Repeat every line below exactly, word for word.

=== RECORDS PROVIDED ===

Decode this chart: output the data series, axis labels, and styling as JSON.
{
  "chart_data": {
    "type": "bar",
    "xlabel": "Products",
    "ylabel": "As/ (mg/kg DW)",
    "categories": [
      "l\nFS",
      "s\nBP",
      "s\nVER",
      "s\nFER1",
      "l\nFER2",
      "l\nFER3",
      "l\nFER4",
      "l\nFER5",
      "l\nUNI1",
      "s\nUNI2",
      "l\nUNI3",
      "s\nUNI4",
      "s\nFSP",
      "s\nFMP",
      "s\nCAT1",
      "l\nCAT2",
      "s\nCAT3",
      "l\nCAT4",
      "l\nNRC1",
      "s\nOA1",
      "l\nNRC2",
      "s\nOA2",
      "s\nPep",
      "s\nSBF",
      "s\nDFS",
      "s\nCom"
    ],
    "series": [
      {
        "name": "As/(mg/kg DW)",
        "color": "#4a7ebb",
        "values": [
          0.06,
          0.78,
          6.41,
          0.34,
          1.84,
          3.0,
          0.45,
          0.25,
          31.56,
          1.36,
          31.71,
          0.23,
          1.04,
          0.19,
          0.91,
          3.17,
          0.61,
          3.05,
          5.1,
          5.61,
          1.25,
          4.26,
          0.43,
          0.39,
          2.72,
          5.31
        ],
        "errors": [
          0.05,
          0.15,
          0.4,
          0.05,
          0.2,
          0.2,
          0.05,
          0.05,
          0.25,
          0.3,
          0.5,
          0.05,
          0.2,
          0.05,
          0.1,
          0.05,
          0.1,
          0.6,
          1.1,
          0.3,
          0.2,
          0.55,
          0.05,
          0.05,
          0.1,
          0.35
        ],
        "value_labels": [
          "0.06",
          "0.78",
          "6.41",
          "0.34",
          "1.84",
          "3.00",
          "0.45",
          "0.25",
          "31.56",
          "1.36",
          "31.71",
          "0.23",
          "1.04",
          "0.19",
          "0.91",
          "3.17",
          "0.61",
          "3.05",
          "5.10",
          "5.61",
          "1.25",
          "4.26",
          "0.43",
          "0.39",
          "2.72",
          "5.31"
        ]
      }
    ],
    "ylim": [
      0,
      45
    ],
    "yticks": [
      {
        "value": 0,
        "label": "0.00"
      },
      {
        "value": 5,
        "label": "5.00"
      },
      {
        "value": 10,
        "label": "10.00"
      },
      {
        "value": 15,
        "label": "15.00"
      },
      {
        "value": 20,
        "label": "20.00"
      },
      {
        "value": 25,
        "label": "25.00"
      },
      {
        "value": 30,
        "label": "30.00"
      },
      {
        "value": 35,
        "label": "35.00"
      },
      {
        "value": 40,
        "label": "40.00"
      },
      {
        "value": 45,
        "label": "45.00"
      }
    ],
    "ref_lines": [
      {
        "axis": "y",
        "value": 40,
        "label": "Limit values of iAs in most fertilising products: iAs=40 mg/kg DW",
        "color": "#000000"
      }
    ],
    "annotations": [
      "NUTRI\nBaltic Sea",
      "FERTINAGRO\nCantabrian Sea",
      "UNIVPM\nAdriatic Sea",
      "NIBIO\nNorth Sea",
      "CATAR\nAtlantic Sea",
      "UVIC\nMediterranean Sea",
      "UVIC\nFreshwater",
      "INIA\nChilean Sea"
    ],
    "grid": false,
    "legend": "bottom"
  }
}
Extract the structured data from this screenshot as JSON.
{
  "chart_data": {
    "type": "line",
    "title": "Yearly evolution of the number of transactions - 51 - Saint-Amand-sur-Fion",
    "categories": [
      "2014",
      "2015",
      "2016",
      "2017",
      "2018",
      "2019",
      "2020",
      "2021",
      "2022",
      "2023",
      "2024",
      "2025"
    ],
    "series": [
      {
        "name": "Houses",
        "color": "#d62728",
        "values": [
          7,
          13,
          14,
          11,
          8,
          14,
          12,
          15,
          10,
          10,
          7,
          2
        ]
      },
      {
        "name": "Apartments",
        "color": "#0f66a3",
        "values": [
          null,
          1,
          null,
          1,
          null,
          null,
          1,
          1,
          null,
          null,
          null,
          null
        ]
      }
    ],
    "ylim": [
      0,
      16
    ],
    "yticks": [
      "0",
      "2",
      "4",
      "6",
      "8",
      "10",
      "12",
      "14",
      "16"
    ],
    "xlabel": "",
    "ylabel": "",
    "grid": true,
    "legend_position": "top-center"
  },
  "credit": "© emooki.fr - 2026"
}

===

SOLUTION TO THIS PROBLEM —
Decode this chart: output the data series, axis labels, and styling as JSON.
{
  "chart_data": {
    "type": "bar",
    "xlabel": "Products",
    "ylabel": "As/ (mg/kg DW)",
    "categories": [
      "l\nFS",
      "s\nBP",
      "s\nVER",
      "s\nFER1",
      "l\nFER2",
      "l\nFER3",
      "l\nFER4",
      "l\nFER5",
      "l\nUNI1",
      "s\nUNI2",
      "l\nUNI3",
      "s\nUNI4",
      "s\nFSP",
      "s\nFMP",
      "s\nCAT1",
      "l\nCAT2",
      "s\nCAT3",
      "l\nCAT4",
      "l\nNRC1",
      "s\nOA1",
      "l\nNRC2",
      "s\nOA2",
      "s\nPep",
      "s\nSBF",
      "s\nDFS",
      "s\nCom"
    ],
    "series": [
      {
        "name": "As/(mg/kg DW)",
        "color": "#4a7ebb",
        "values": [
          0.06,
          0.78,
          6.41,
          0.34,
          1.84,
          3.0,
          0.45,
          0.25,
          31.56,
          1.36,
          31.71,
          0.23,
          1.04,
          0.19,
          0.91,
          3.17,
          0.61,
          3.05,
          5.1,
          5.61,
          1.25,
          4.26,
          0.43,
          0.39,
          2.72,
          5.31
        ],
        "errors": [
          0.05,
          0.15,
          0.4,
          0.05,
          0.2,
          0.2,
          0.05,
          0.05,
          0.25,
          0.3,
          0.5,
          0.05,
          0.2,
          0.05,
          0.1,
          0.05,
          0.1,
          0.6,
          1.1,
          0.3,
          0.2,
          0.55,
          0.05,
          0.05,
          0.1,
          0.35
        ],
        "value_labels": [
          "0.06",
          "0.78",
          "6.41",
          "0.34",
          "1.84",
          "3.00",
          "0.45",
          "0.25",
          "31.56",
          "1.36",
          "31.71",
          "0.23",
          "1.04",
          "0.19",
          "0.91",
          "3.17",
          "0.61",
          "3.05",
          "5.10",
          "5.61",
          "1.25",
          "4.26",
          "0.43",
          "0.39",
          "2.72",
          "5.31"
        ]
      }
    ],
    "ylim": [
      0,
      45
    ],
    "yticks": [
      {
        "value": 0,
        "label": "0.00"
      },
      {
        "value": 5,
        "label": "5.00"
      },
      {
        "value": 10,
        "label": "10.00"
      },
      {
        "value": 15,
        "label": "15.00"
      },
      {
        "value": 20,
        "label": "20.00"
      },
      {
        "value": 25,
        "label": "25.00"
      },
      {
        "value": 30,
        "label": "30.00"
      },
      {
        "value": 35,
        "label": "35.00"
      },
      {
        "value": 40,
        "label": "40.00"
      },
      {
        "value": 45,
        "label": "45.00"
      }
    ],
    "ref_lines": [
      {
        "axis": "y",
        "value": 40,
        "label": "Limit values of iAs in most fertilising products: iAs=40 mg/kg DW",
        "color": "#000000"
      }
    ],
    "annotations": [
      "NUTRI\nBaltic Sea",
      "FERTINAGRO\nCantabrian Sea",
      "UNIVPM\nAdriatic Sea",
      "NIBIO\nNorth Sea",
      "CATAR\nAtlantic Sea",
      "UVIC\nMediterranean Sea",
      "UVIC\nFreshwater",
      "INIA\nChilean Sea"
    ],
    "grid": false,
    "legend": "bottom"
  }
}
Extract the structured data from this screenshot as JSON.
{
  "chart_data": {
    "type": "line",
    "title": "Yearly evolution of the number of transactions - 51 - Saint-Amand-sur-Fion",
    "categories": [
      "2014",
      "2015",
      "2016",
      "2017",
      "2018",
      "2019",
      "2020",
      "2021",
      "2022",
      "2023",
      "2024",
      "2025"
    ],
    "series": [
      {
        "name": "Houses",
        "color": "#d62728",
        "values": [
          7,
          13,
          14,
          11,
          8,
          14,
          12,
          15,
          10,
          10,
          7,
          2
        ]
      },
      {
        "name": "Apartments",
        "color": "#0f66a3",
        "values": [
          null,
          1,
          null,
          1,
          null,
          null,
          1,
          1,
          null,
          null,
          null,
          null
        ]
      }
    ],
    "ylim": [
      0,
      16
    ],
    "yticks": [
      "0",
      "2",
      "4",
      "6",
      "8",
      "10",
      "12",
      "14",
      "16"
    ],
    "xlabel": "",
    "ylabel": "",
    "grid": true,
    "legend_position": "top-center"
  },
  "credit": "© emooki.fr - 2026"
}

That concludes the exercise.